### GIVEN TASK
Give the records back in full, exactly as they read.

### LISTING
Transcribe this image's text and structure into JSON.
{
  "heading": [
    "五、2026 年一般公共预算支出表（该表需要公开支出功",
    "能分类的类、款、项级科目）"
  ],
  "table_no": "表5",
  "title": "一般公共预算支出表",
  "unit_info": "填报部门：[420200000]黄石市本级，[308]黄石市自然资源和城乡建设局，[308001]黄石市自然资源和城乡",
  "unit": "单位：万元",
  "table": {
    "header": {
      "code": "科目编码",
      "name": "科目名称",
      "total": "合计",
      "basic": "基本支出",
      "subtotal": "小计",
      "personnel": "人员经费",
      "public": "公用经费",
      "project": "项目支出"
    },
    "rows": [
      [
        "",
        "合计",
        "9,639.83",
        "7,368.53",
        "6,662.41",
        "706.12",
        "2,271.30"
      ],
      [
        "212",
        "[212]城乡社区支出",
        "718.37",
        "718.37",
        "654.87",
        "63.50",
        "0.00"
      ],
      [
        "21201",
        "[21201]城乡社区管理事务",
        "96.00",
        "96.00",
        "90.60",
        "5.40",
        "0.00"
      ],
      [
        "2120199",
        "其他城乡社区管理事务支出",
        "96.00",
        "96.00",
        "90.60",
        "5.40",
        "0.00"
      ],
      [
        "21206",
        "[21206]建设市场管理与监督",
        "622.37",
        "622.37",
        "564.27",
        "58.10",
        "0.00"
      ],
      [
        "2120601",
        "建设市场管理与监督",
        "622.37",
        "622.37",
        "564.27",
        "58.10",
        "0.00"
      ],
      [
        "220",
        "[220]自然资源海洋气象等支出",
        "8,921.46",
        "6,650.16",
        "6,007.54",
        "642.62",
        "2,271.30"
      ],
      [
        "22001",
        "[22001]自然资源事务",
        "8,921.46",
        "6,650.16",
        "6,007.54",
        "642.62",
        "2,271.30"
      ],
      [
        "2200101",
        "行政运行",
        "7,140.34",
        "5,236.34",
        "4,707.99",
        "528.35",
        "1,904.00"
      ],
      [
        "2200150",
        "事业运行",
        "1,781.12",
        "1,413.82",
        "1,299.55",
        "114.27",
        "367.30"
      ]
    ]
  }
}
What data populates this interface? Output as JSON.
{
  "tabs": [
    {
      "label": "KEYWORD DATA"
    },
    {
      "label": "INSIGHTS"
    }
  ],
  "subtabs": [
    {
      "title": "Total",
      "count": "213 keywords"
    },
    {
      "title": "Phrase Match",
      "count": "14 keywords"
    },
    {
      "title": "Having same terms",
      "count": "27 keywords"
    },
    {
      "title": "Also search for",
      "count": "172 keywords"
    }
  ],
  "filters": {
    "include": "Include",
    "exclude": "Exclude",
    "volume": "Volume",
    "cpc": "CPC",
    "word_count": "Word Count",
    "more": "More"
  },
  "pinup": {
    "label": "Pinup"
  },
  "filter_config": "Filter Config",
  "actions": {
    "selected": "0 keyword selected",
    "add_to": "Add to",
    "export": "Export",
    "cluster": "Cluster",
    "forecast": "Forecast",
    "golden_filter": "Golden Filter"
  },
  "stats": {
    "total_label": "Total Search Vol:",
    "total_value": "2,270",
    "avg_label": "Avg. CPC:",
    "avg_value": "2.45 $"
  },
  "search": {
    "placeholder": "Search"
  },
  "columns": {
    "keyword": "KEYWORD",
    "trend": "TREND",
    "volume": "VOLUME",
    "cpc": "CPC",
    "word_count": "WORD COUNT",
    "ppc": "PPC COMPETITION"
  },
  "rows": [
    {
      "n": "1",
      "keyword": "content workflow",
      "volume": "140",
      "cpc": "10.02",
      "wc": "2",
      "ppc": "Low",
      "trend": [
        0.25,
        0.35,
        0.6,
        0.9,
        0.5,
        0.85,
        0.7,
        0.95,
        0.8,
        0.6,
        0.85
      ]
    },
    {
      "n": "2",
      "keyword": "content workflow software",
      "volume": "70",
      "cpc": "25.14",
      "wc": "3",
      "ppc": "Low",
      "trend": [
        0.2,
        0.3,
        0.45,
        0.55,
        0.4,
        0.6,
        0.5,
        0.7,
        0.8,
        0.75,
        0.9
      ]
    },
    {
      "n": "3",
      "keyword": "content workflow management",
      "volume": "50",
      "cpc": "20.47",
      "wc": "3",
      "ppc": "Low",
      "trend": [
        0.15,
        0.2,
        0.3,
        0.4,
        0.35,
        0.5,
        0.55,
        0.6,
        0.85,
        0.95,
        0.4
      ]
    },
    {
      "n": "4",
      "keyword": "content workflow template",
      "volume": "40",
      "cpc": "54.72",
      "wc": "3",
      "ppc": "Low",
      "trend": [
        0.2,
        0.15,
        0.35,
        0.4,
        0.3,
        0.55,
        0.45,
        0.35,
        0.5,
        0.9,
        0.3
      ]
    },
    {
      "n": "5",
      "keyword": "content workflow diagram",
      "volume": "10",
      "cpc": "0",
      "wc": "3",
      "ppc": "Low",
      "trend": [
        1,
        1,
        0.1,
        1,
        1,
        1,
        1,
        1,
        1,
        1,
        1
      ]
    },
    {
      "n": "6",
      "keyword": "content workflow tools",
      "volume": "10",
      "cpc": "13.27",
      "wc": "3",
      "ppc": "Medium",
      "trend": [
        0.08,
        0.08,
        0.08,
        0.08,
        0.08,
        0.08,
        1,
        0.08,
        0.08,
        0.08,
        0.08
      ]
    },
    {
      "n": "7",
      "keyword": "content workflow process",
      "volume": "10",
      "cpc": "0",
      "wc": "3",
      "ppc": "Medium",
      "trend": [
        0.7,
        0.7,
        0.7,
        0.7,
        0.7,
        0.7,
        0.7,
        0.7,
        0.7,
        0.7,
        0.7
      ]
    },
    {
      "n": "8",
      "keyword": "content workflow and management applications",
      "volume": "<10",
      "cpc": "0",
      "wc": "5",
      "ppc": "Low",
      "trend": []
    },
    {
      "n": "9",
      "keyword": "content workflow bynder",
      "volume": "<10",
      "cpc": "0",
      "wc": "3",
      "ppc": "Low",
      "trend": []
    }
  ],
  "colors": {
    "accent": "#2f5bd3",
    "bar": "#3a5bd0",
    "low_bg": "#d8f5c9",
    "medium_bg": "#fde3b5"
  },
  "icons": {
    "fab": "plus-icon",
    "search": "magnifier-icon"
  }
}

### RESPONSE TO THE EXERCISE
Transcribe this image's text and structure into JSON.
{
  "heading": [
    "五、2026 年一般公共预算支出表（该表需要公开支出功",
    "能分类的类、款、项级科目）"
  ],
  "table_no": "表5",
  "title": "一般公共预算支出表",
  "unit_info": "填报部门：[420200000]黄石市本级，[308]黄石市自然资源和城乡建设局，[308001]黄石市自然资源和城乡",
  "unit": "单位：万元",
  "table": {
    "header": {
      "code": "科目编码",
      "name": "科目名称",
      "total": "合计",
      "basic": "基本支出",
      "subtotal": "小计",
      "personnel": "人员经费",
      "public": "公用经费",
      "project": "项目支出"
    },
    "rows": [
      [
        "",
        "合计",
        "9,639.83",
        "7,368.53",
        "6,662.41",
        "706.12",
        "2,271.30"
      ],
      [
        "212",
        "[212]城乡社区支出",
        "718.37",
        "718.37",
        "654.87",
        "63.50",
        "0.00"
      ],
      [
        "21201",
        "[21201]城乡社区管理事务",
        "96.00",
        "96.00",
        "90.60",
        "5.40",
        "0.00"
      ],
      [
        "2120199",
        "其他城乡社区管理事务支出",
        "96.00",
        "96.00",
        "90.60",
        "5.40",
        "0.00"
      ],
      [
        "21206",
        "[21206]建设市场管理与监督",
        "622.37",
        "622.37",
        "564.27",
        "58.10",
        "0.00"
      ],
      [
        "2120601",
        "建设市场管理与监督",
        "622.37",
        "622.37",
        "564.27",
        "58.10",
        "0.00"
      ],
      [
        "220",
        "[220]自然资源海洋气象等支出",
        "8,921.46",
        "6,650.16",
        "6,007.54",
        "642.62",
        "2,271.30"
      ],
      [
        "22001",
        "[22001]自然资源事务",
        "8,921.46",
        "6,650.16",
        "6,007.54",
        "642.62",
        "2,271.30"
      ],
      [
        "2200101",
        "行政运行",
        "7,140.34",
        "5,236.34",
        "4,707.99",
        "528.35",
        "1,904.00"
      ],
      [
        "2200150",
        "事业运行",
        "1,781.12",
        "1,413.82",
        "1,299.55",
        "114.27",
        "367.30"
      ]
    ]
  }
}
What data populates this interface? Output as JSON.
{
  "tabs": [
    {
      "label": "KEYWORD DATA"
    },
    {
      "label": "INSIGHTS"
    }
  ],
  "subtabs": [
    {
      "title": "Total",
      "count": "213 keywords"
    },
    {
      "title": "Phrase Match",
      "count": "14 keywords"
    },
    {
      "title": "Having same terms",
      "count": "27 keywords"
    },
    {
      "title": "Also search for",
      "count": "172 keywords"
    }
  ],
  "filters": {
    "include": "Include",
    "exclude": "Exclude",
    "volume": "Volume",
    "cpc": "CPC",
    "word_count": "Word Count",
    "more": "More"
  },
  "pinup": {
    "label": "Pinup"
  },
  "filter_config": "Filter Config",
  "actions": {
    "selected": "0 keyword selected",
    "add_to": "Add to",
    "export": "Export",
    "cluster": "Cluster",
    "forecast": "Forecast",
    "golden_filter": "Golden Filter"
  },
  "stats": {
    "total_label": "Total Search Vol:",
    "total_value": "2,270",
    "avg_label": "Avg. CPC:",
    "avg_value": "2.45 $"
  },
  "search": {
    "placeholder": "Search"
  },
  "columns": {
    "keyword": "KEYWORD",
    "trend": "TREND",
    "volume": "VOLUME",
    "cpc": "CPC",
    "word_count": "WORD COUNT",
    "ppc": "PPC COMPETITION"
  },
  "rows": [
    {
      "n": "1",
      "keyword": "content workflow",
      "volume": "140",
      "cpc": "10.02",
      "wc": "2",
      "ppc": "Low",
      "trend": [
        0.25,
        0.35,
        0.6,
        0.9,
        0.5,
        0.85,
        0.7,
        0.95,
        0.8,
        0.6,
        0.85
      ]
    },
    {
      "n": "2",
      "keyword": "content workflow software",
      "volume": "70",
      "cpc": "25.14",
      "wc": "3",
      "ppc": "Low",
      "trend": [
        0.2,
        0.3,
        0.45,
        0.55,
        0.4,
        0.6,
        0.5,
        0.7,
        0.8,
        0.75,
        0.9
      ]
    },
    {
      "n": "3",
      "keyword": "content workflow management",
      "volume": "50",
      "cpc": "20.47",
      "wc": "3",
      "ppc": "Low",
      "trend": [
        0.15,
        0.2,
        0.3,
        0.4,
        0.35,
        0.5,
        0.55,
        0.6,
        0.85,
        0.95,
        0.4
      ]
    },
    {
      "n": "4",
      "keyword": "content workflow template",
      "volume": "40",
      "cpc": "54.72",
      "wc": "3",
      "ppc": "Low",
      "trend": [
        0.2,
        0.15,
        0.35,
        0.4,
        0.3,
        0.55,
        0.45,
        0.35,
        0.5,
        0.9,
        0.3
      ]
    },
    {
      "n": "5",
      "keyword": "content workflow diagram",
      "volume": "10",
      "cpc": "0",
      "wc": "3",
      "ppc": "Low",
      "trend": [
        1,
        1,
        0.1,
        1,
        1,
        1,
        1,
        1,
        1,
        1,
        1
      ]
    },
    {
      "n": "6",
      "keyword": "content workflow tools",
      "volume": "10",
      "cpc": "13.27",
      "wc": "3",
      "ppc": "Medium",
      "trend": [
        0.08,
        0.08,
        0.08,
        0.08,
        0.08,
        0.08,
        1,
        0.08,
        0.08,
        0.08,
        0.08
      ]
    },
    {
      "n": "7",
      "keyword": "content workflow process",
      "volume": "10",
      "cpc": "0",
      "wc": "3",
      "ppc": "Medium",
      "trend": [
        0.7,
        0.7,
        0.7,
        0.7,
        0.7,
        0.7,
        0.7,
        0.7,
        0.7,
        0.7,
        0.7
      ]
    },
    {
      "n": "8",
      "keyword": "content workflow and management applications",
      "volume": "<10",
      "cpc": "0",
      "wc": "5",
      "ppc": "Low",
      "trend": []
    },
    {
      "n": "9",
      "keyword": "content workflow bynder",
      "volume": "<10",
      "cpc": "0",
      "wc": "3",
      "ppc": "Low",
      "trend": []
    }
  ],
  "colors": {
    "accent": "#2f5bd3",
    "bar": "#3a5bd0",
    "low_bg": "#d8f5c9",
    "medium_bg": "#fde3b5"
  },
  "icons": {
    "fab": "plus-icon",
    "search": "magnifier-icon"
  }
}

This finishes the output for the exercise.